What to work on — Report the number of lines in the entries below that include the word "соответствующих", and nothing else.

Records
========================

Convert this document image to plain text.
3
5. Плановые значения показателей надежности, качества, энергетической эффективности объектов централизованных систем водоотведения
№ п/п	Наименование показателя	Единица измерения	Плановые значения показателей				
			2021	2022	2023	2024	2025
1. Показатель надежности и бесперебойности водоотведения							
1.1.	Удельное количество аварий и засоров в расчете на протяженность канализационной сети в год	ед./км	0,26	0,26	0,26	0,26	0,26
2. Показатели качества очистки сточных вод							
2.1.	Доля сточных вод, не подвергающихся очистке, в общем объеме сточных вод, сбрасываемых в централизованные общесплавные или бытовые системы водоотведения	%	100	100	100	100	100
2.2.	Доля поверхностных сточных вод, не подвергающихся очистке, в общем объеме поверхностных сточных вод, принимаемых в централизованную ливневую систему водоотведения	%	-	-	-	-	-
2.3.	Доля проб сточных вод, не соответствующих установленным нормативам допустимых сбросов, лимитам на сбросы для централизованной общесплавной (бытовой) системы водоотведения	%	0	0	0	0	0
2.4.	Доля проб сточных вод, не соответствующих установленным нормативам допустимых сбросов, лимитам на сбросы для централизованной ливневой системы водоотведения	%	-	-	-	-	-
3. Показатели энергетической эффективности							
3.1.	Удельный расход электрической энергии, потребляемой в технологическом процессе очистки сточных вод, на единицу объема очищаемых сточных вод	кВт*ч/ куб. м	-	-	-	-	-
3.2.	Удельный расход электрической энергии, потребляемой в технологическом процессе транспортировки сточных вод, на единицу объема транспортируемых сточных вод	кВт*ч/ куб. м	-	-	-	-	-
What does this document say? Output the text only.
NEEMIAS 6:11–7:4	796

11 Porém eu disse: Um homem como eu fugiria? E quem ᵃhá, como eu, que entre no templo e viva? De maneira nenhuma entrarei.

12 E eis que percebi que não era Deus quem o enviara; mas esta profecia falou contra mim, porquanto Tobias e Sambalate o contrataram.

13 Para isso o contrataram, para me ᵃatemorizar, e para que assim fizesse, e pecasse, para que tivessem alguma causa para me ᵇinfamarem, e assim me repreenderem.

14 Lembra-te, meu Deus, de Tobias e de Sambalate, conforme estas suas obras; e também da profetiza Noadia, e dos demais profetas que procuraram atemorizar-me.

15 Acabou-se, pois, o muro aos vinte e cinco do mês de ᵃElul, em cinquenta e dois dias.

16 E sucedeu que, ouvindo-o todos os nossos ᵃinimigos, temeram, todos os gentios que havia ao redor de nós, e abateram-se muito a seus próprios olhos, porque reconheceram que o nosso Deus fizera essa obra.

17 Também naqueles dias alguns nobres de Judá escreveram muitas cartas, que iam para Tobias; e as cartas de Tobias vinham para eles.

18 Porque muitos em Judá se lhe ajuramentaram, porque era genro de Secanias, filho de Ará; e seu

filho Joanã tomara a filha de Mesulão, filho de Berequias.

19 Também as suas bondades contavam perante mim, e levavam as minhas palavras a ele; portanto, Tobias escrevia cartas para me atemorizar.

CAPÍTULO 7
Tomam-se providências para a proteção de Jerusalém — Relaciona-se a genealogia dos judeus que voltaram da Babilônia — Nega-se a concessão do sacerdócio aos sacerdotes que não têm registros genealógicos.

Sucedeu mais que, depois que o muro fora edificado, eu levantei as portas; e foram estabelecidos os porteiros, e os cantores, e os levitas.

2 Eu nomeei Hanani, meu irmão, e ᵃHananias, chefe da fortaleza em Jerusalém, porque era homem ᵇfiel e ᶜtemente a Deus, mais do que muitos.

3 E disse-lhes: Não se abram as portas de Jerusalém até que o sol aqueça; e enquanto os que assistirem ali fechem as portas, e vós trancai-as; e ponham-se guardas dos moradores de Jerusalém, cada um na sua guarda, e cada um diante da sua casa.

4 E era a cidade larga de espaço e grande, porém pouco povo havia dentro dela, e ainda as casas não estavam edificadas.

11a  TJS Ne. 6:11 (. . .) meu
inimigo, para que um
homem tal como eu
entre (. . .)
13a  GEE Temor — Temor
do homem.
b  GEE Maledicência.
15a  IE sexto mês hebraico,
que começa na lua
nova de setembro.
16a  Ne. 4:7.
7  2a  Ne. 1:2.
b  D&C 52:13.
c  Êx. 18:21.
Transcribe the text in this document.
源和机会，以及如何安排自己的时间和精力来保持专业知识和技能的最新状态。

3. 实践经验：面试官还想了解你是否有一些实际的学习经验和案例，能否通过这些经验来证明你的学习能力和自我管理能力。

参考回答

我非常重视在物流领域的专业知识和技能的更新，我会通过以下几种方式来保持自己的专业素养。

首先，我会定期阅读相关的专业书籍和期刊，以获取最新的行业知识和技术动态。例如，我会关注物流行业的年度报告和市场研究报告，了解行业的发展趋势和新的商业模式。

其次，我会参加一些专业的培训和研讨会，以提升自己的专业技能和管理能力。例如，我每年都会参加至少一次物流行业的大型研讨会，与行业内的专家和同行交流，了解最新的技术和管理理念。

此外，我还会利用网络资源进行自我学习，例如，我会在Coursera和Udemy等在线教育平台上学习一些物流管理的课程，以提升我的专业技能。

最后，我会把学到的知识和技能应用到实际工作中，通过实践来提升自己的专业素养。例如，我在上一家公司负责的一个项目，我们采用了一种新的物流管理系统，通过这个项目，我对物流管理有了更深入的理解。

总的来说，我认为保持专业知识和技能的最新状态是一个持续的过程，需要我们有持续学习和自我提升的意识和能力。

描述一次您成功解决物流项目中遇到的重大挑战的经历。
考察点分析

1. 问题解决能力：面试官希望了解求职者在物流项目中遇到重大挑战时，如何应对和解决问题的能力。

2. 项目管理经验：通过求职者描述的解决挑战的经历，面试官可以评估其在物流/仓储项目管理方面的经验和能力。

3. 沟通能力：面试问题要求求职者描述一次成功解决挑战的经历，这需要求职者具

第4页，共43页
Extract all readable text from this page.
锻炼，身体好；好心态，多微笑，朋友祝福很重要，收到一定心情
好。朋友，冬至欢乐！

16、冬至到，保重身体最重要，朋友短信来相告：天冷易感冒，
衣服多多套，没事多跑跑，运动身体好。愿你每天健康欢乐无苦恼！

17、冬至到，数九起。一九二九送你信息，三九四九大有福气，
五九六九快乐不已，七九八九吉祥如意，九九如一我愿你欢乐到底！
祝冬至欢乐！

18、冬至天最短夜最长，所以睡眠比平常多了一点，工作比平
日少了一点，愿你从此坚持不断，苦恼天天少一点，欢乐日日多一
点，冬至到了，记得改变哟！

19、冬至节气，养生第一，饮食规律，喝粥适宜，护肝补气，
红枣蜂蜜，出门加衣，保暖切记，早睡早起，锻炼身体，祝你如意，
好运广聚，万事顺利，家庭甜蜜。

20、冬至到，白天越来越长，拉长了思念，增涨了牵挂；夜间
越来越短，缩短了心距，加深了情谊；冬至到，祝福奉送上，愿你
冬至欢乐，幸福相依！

========================

The response — 2